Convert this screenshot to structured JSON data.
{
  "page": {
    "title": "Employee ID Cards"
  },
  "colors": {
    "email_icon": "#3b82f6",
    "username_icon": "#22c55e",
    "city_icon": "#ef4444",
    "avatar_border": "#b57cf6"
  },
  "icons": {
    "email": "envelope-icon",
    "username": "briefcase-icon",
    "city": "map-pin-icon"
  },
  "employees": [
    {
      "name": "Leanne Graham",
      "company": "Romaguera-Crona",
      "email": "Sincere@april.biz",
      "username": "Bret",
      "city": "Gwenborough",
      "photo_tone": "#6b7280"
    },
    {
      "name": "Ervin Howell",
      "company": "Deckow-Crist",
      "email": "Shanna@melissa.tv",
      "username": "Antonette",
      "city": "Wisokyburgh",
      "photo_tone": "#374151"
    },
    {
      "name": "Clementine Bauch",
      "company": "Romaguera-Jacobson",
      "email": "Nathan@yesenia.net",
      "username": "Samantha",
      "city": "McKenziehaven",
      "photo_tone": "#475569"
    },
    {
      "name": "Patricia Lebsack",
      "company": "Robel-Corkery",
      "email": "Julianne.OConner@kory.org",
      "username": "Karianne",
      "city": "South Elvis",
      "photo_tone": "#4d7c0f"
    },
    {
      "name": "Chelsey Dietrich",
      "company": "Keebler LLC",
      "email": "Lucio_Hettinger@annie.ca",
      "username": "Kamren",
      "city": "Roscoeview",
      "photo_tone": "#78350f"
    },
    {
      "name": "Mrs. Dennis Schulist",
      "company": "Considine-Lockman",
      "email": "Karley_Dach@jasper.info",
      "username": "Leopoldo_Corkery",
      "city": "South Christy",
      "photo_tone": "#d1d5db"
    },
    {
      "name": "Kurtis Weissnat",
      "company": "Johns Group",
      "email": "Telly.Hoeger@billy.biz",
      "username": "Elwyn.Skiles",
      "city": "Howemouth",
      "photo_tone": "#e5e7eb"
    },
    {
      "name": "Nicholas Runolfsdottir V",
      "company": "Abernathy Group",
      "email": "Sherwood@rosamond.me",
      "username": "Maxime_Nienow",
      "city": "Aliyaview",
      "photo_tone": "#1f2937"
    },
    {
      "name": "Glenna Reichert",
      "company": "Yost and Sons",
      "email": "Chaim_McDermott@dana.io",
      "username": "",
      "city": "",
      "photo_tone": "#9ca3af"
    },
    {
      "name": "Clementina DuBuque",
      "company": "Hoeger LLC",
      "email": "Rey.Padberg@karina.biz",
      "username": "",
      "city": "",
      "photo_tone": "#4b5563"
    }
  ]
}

EXERCISE GOAL: Repeat the material above in full, keeping every word.

WORKED ANSWER:
Convert this screenshot to structured JSON data.
{
  "page": {
    "title": "Employee ID Cards"
  },
  "colors": {
    "email_icon": "#3b82f6",
    "username_icon": "#22c55e",
    "city_icon": "#ef4444",
    "avatar_border": "#b57cf6"
  },
  "icons": {
    "email": "envelope-icon",
    "username": "briefcase-icon",
    "city": "map-pin-icon"
  },
  "employees": [
    {
      "name": "Leanne Graham",
      "company": "Romaguera-Crona",
      "email": "Sincere@april.biz",
      "username": "Bret",
      "city": "Gwenborough",
      "photo_tone": "#6b7280"
    },
    {
      "name": "Ervin Howell",
      "company": "Deckow-Crist",
      "email": "Shanna@melissa.tv",
      "username": "Antonette",
      "city": "Wisokyburgh",
      "photo_tone": "#374151"
    },
    {
      "name": "Clementine Bauch",
      "company": "Romaguera-Jacobson",
      "email": "Nathan@yesenia.net",
      "username": "Samantha",
      "city": "McKenziehaven",
      "photo_tone": "#475569"
    },
    {
      "name": "Patricia Lebsack",
      "company": "Robel-Corkery",
      "email": "Julianne.OConner@kory.org",
      "username": "Karianne",
      "city": "South Elvis",
      "photo_tone": "#4d7c0f"
    },
    {
      "name": "Chelsey Dietrich",
      "company": "Keebler LLC",
      "email": "Lucio_Hettinger@annie.ca",
      "username": "Kamren",
      "city": "Roscoeview",
      "photo_tone": "#78350f"
    },
    {
      "name": "Mrs. Dennis Schulist",
      "company": "Considine-Lockman",
      "email": "Karley_Dach@jasper.info",
      "username": "Leopoldo_Corkery",
      "city": "South Christy",
      "photo_tone": "#d1d5db"
    },
    {
      "name": "Kurtis Weissnat",
      "company": "Johns Group",
      "email": "Telly.Hoeger@billy.biz",
      "username": "Elwyn.Skiles",
      "city": "Howemouth",
      "photo_tone": "#e5e7eb"
    },
    {
      "name": "Nicholas Runolfsdottir V",
      "company": "Abernathy Group",
      "email": "Sherwood@rosamond.me",
      "username": "Maxime_Nienow",
      "city": "Aliyaview",
      "photo_tone": "#1f2937"
    },
    {
      "name": "Glenna Reichert",
      "company": "Yost and Sons",
      "email": "Chaim_McDermott@dana.io",
      "username": "",
      "city": "",
      "photo_tone": "#9ca3af"
    },
    {
      "name": "Clementina DuBuque",
      "company": "Hoeger LLC",
      "email": "Rey.Padberg@karina.biz",
      "username": "",
      "city": "",
      "photo_tone": "#4b5563"
    }
  ]
}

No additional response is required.